WORK TO COMPLETE: Repeat each entry in full, exactly.

(Records contained in a dataset)
════════
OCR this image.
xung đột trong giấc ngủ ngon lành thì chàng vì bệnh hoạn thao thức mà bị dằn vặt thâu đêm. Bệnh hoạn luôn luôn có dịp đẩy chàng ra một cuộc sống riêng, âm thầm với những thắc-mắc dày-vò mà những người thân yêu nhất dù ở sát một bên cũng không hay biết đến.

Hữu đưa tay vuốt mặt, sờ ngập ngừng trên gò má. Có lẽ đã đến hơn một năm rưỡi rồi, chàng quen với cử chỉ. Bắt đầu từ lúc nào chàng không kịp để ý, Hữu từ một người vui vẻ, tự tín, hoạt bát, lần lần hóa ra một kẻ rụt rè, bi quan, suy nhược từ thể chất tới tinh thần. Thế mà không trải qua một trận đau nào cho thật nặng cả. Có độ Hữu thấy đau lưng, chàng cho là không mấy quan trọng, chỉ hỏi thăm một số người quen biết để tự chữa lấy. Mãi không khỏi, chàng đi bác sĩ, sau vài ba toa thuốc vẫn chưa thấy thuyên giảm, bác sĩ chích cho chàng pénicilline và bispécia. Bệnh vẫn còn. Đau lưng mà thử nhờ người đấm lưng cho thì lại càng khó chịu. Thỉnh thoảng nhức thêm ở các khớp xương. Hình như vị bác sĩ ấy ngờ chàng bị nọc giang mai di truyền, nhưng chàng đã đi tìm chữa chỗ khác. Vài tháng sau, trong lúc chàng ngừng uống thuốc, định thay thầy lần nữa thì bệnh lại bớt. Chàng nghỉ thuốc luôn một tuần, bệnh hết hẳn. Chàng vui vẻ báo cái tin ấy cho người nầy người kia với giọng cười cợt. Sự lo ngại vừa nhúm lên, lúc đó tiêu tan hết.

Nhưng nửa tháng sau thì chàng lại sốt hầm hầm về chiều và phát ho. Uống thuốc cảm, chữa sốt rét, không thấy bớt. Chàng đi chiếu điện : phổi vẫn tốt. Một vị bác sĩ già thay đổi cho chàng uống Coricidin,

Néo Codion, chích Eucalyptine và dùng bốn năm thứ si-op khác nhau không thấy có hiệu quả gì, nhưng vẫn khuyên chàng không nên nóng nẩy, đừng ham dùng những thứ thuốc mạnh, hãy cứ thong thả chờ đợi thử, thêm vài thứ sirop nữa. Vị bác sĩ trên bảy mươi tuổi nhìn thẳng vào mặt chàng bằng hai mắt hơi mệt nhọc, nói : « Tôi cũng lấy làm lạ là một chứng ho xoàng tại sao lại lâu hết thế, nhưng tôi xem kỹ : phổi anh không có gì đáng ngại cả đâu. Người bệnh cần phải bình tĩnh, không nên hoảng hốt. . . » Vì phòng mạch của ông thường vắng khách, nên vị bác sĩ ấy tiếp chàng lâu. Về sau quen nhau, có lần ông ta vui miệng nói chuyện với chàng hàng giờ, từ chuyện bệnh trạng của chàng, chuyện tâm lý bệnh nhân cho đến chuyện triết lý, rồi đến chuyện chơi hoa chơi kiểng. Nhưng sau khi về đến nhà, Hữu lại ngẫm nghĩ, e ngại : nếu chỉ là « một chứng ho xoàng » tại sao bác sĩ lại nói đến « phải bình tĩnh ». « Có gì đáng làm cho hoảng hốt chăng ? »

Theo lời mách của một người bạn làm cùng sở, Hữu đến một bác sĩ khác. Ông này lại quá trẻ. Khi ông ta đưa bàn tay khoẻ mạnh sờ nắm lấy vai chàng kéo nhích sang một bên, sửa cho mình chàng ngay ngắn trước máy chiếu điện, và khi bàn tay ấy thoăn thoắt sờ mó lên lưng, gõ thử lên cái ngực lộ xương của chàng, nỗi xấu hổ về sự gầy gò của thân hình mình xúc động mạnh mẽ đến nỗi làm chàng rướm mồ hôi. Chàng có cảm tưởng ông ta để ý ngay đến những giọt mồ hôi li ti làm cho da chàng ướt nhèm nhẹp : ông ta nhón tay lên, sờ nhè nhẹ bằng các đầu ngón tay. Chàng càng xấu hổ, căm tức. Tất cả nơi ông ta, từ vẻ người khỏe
════════
RESPONSE BELOW:
OCR this image.
xung đột trong giấc ngủ ngon lành thì chàng vì bệnh hoạn thao thức mà bị dằn vặt thâu đêm. Bệnh hoạn luôn luôn có dịp đẩy chàng ra một cuộc sống riêng, âm thầm với những thắc-mắc dày-vò mà những người thân yêu nhất dù ở sát một bên cũng không hay biết đến.

Hữu đưa tay vuốt mặt, sờ ngập ngừng trên gò má. Có lẽ đã đến hơn một năm rưỡi rồi, chàng quen với cử chỉ. Bắt đầu từ lúc nào chàng không kịp để ý, Hữu từ một người vui vẻ, tự tín, hoạt bát, lần lần hóa ra một kẻ rụt rè, bi quan, suy nhược từ thể chất tới tinh thần. Thế mà không trải qua một trận đau nào cho thật nặng cả. Có độ Hữu thấy đau lưng, chàng cho là không mấy quan trọng, chỉ hỏi thăm một số người quen biết để tự chữa lấy. Mãi không khỏi, chàng đi bác sĩ, sau vài ba toa thuốc vẫn chưa thấy thuyên giảm, bác sĩ chích cho chàng pénicilline và bispécia. Bệnh vẫn còn. Đau lưng mà thử nhờ người đấm lưng cho thì lại càng khó chịu. Thỉnh thoảng nhức thêm ở các khớp xương. Hình như vị bác sĩ ấy ngờ chàng bị nọc giang mai di truyền, nhưng chàng đã đi tìm chữa chỗ khác. Vài tháng sau, trong lúc chàng ngừng uống thuốc, định thay thầy lần nữa thì bệnh lại bớt. Chàng nghỉ thuốc luôn một tuần, bệnh hết hẳn. Chàng vui vẻ báo cái tin ấy cho người nầy người kia với giọng cười cợt. Sự lo ngại vừa nhúm lên, lúc đó tiêu tan hết.

Nhưng nửa tháng sau thì chàng lại sốt hầm hầm về chiều và phát ho. Uống thuốc cảm, chữa sốt rét, không thấy bớt. Chàng đi chiếu điện : phổi vẫn tốt. Một vị bác sĩ già thay đổi cho chàng uống Coricidin,

Néo Codion, chích Eucalyptine và dùng bốn năm thứ si-op khác nhau không thấy có hiệu quả gì, nhưng vẫn khuyên chàng không nên nóng nẩy, đừng ham dùng những thứ thuốc mạnh, hãy cứ thong thả chờ đợi thử, thêm vài thứ sirop nữa. Vị bác sĩ trên bảy mươi tuổi nhìn thẳng vào mặt chàng bằng hai mắt hơi mệt nhọc, nói : « Tôi cũng lấy làm lạ là một chứng ho xoàng tại sao lại lâu hết thế, nhưng tôi xem kỹ : phổi anh không có gì đáng ngại cả đâu. Người bệnh cần phải bình tĩnh, không nên hoảng hốt. . . » Vì phòng mạch của ông thường vắng khách, nên vị bác sĩ ấy tiếp chàng lâu. Về sau quen nhau, có lần ông ta vui miệng nói chuyện với chàng hàng giờ, từ chuyện bệnh trạng của chàng, chuyện tâm lý bệnh nhân cho đến chuyện triết lý, rồi đến chuyện chơi hoa chơi kiểng. Nhưng sau khi về đến nhà, Hữu lại ngẫm nghĩ, e ngại : nếu chỉ là « một chứng ho xoàng » tại sao bác sĩ lại nói đến « phải bình tĩnh ». « Có gì đáng làm cho hoảng hốt chăng ? »

Theo lời mách của một người bạn làm cùng sở, Hữu đến một bác sĩ khác. Ông này lại quá trẻ. Khi ông ta đưa bàn tay khoẻ mạnh sờ nắm lấy vai chàng kéo nhích sang một bên, sửa cho mình chàng ngay ngắn trước máy chiếu điện, và khi bàn tay ấy thoăn thoắt sờ mó lên lưng, gõ thử lên cái ngực lộ xương của chàng, nỗi xấu hổ về sự gầy gò của thân hình mình xúc động mạnh mẽ đến nỗi làm chàng rướm mồ hôi. Chàng có cảm tưởng ông ta để ý ngay đến những giọt mồ hôi li ti làm cho da chàng ướt nhèm nhẹp : ông ta nhón tay lên, sờ nhè nhẹ bằng các đầu ngón tay. Chàng càng xấu hổ, căm tức. Tất cả nơi ông ta, từ vẻ người khỏe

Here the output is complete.